**Text under study:**
BEGIN

Overcrowding at Brampton Civic Hospital is an ongoing concern. 

 

On the other hand, some would argue that the role of a physician is to provide assistance to patients with their requests. A doctor should listen to the patient and offer the best objective solution, which can involve operating without their own internal moral framework.

“The other part of this which is being missed - and is terrifying for doctors on the front line - we are seeing an escalating healthcare crisis,” Gill said. “We have seen billions of cuts and we have governments which are restricting and rationing access to frontline care, that’s why physicians are burning out. They’re burning out from moral injury.”

With her practice across the street from Brampton Civic Hospital, Gill says she sees first hand the extent of the hallway healthcare crisis. 

“A patient of mine said that their husband had died in a Brampton [Civic] hallway because it was the only place for him to receive palliative care,” she said. “Since then we continue to have patients treated in appalling conditions. The doctors and nurses are trying to do their best, but we have the lowest amount of per capita funding for the entire province.”

END

**Work item:** From the passage about hallway healthcare in Brampton, copy out word for word the part starting with "Overcrowding at Brampton" and going on through "internal moral framework.".

**Recorded data:**
BEGIN

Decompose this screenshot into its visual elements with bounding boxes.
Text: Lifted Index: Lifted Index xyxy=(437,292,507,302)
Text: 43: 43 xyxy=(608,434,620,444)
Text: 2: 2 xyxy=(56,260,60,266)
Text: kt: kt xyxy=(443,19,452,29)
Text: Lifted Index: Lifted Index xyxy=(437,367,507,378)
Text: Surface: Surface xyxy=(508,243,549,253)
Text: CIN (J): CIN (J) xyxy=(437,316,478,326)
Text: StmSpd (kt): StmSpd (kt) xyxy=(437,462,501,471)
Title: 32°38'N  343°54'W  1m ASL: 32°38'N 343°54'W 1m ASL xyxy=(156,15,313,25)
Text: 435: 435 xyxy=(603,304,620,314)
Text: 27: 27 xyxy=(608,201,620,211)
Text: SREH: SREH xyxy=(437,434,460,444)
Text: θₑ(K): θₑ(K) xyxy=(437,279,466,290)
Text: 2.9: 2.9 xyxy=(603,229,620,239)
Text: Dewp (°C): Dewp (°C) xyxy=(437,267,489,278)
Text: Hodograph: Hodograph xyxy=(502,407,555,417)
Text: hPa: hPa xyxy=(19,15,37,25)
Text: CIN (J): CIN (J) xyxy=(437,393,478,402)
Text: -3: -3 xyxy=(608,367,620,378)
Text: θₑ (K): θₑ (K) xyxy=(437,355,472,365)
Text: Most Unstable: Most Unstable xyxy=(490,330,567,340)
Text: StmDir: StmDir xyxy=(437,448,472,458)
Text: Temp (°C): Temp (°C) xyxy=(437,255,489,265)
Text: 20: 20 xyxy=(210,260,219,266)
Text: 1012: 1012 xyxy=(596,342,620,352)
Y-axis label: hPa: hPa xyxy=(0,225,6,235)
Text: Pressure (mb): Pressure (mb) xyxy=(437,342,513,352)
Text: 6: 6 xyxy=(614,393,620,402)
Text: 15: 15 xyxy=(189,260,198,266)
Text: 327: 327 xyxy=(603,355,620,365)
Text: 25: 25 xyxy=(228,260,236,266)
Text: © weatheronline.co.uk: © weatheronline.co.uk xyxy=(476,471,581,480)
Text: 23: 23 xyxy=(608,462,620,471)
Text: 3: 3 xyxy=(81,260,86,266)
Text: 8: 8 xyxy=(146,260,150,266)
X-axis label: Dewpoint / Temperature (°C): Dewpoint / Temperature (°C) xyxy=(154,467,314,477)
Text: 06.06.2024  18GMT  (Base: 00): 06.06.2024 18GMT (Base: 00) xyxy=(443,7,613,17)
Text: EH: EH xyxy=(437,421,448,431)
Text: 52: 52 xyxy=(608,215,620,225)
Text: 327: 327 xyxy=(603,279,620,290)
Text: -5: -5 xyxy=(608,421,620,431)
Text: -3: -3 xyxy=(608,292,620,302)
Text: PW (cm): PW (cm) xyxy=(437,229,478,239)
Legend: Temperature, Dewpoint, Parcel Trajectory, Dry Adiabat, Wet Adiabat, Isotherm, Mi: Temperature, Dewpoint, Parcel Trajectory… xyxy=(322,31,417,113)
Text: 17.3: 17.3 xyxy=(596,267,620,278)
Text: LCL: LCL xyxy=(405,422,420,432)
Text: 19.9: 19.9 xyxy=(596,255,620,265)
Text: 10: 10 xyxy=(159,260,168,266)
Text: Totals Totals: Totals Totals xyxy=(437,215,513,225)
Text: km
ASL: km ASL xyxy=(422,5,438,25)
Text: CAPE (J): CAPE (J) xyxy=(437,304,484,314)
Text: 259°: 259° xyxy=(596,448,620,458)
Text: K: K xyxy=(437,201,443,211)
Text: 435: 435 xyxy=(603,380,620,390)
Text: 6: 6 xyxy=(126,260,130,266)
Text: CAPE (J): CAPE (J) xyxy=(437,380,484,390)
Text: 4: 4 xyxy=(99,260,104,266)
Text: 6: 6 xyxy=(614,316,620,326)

END

**Task response:**
Overcrowding at Brampton Civic Hospital is an ongoing concern. 

 

On the other hand, some would argue that the role of a physician is to provide assistance to patients with their requests. A doctor should listen to the patient and offer the best objective solution, which can involve operating without their own internal moral framework.